Aim of the exercise => For the entries that follow, state how many lines include the word "survived", giving the number and nothing else.

Record extracts =>
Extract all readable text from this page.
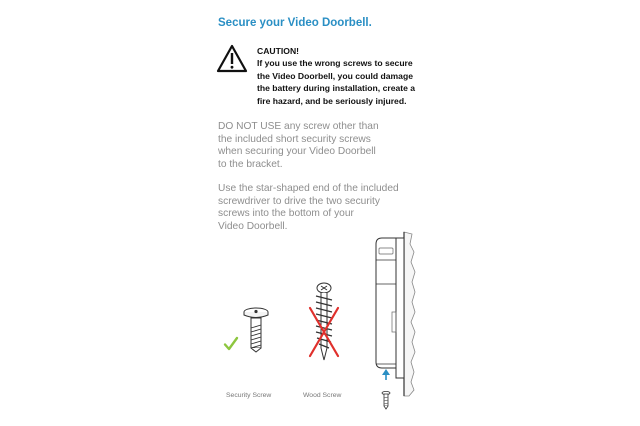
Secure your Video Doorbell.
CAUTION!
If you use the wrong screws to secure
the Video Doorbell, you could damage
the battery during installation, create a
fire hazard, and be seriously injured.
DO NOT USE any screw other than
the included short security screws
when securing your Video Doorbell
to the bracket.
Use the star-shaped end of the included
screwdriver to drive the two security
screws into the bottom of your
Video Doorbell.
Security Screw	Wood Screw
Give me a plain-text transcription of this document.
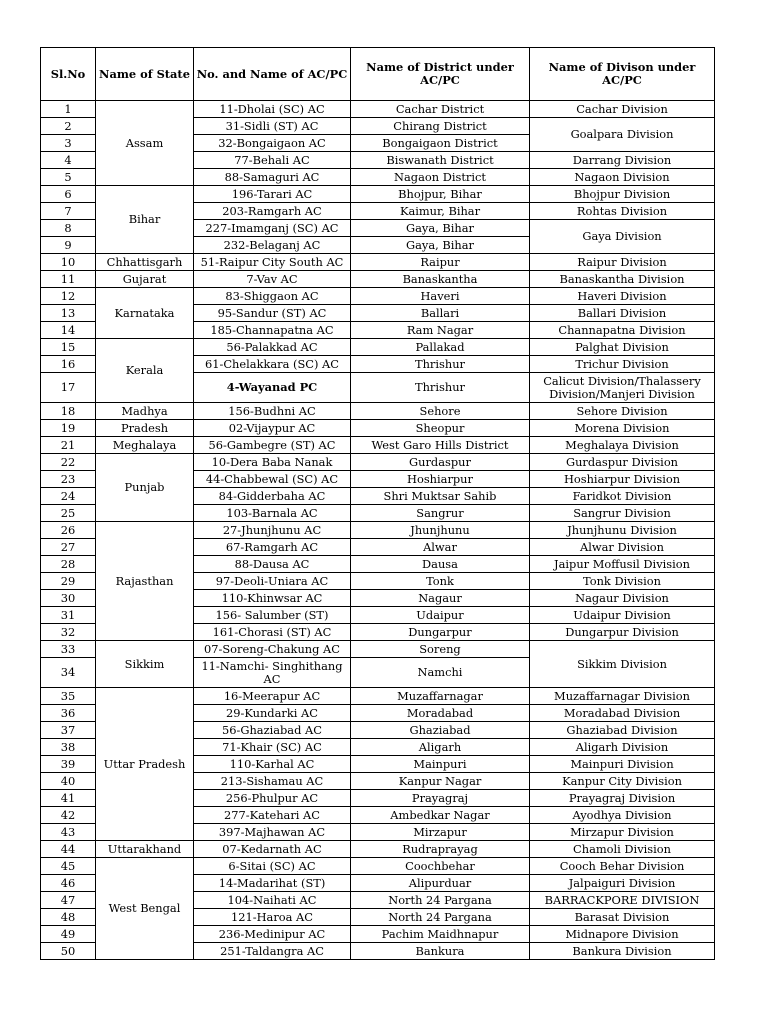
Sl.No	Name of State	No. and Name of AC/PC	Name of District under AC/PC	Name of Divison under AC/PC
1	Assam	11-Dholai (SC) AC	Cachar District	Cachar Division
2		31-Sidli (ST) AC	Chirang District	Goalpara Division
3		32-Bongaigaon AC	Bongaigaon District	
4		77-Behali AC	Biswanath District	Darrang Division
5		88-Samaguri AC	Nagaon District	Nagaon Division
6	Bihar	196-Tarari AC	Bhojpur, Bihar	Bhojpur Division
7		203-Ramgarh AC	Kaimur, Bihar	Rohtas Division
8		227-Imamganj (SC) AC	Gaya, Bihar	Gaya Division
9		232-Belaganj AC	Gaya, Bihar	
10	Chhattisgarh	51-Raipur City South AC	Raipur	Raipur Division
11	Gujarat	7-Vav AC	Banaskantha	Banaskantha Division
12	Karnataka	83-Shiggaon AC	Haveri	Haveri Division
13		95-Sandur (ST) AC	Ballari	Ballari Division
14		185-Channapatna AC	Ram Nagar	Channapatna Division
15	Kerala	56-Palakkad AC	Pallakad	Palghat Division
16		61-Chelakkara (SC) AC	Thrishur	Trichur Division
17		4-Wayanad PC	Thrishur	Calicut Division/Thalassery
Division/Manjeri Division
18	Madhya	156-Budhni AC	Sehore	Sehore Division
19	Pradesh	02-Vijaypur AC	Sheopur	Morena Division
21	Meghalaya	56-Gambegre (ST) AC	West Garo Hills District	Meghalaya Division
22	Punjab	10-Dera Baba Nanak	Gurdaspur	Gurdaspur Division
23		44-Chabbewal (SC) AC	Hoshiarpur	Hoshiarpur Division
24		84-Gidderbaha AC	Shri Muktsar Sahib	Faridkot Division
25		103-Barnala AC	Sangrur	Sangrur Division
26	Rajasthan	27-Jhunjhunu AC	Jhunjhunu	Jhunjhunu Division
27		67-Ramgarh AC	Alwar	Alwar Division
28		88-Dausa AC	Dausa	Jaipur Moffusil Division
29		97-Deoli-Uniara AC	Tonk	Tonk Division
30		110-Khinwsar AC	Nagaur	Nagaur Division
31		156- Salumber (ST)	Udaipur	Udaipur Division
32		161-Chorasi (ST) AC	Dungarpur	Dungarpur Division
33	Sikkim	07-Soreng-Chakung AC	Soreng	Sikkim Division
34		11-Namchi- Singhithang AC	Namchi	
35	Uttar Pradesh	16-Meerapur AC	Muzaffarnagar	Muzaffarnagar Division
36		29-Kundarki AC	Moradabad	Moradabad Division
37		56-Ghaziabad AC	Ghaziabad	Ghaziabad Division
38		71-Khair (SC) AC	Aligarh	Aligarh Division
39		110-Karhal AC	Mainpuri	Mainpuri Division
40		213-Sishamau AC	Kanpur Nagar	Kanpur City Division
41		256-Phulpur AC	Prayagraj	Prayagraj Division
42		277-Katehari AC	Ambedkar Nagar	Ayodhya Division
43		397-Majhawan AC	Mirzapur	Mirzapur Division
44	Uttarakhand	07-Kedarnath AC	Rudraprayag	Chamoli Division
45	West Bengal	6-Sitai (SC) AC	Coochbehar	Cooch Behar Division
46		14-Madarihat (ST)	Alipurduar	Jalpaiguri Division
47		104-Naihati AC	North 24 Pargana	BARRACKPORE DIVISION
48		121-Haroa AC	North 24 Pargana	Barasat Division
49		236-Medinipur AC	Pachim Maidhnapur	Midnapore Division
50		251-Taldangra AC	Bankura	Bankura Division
--
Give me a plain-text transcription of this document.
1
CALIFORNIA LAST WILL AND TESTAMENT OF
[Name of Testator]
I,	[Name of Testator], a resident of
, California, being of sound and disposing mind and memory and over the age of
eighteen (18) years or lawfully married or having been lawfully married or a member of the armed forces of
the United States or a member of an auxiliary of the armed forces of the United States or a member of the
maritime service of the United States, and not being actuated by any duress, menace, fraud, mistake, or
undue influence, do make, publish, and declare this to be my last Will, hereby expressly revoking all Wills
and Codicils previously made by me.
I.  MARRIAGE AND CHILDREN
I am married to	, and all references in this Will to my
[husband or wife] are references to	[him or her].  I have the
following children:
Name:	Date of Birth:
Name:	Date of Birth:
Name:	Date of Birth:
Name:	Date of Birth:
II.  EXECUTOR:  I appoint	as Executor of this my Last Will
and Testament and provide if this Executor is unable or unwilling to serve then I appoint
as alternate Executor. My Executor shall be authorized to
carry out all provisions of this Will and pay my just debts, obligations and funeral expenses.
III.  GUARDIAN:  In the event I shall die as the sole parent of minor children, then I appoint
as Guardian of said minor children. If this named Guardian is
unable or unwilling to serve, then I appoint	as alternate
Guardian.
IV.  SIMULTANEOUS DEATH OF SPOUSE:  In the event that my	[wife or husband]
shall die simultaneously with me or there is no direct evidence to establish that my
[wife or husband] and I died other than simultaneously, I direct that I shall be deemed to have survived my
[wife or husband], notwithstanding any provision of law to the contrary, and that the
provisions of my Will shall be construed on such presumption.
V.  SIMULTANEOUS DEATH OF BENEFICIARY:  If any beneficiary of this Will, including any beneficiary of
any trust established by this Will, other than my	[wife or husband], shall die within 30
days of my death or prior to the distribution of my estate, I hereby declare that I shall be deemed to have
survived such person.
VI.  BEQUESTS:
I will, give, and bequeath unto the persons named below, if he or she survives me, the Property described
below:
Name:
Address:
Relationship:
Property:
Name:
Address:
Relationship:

Completed exercise => 2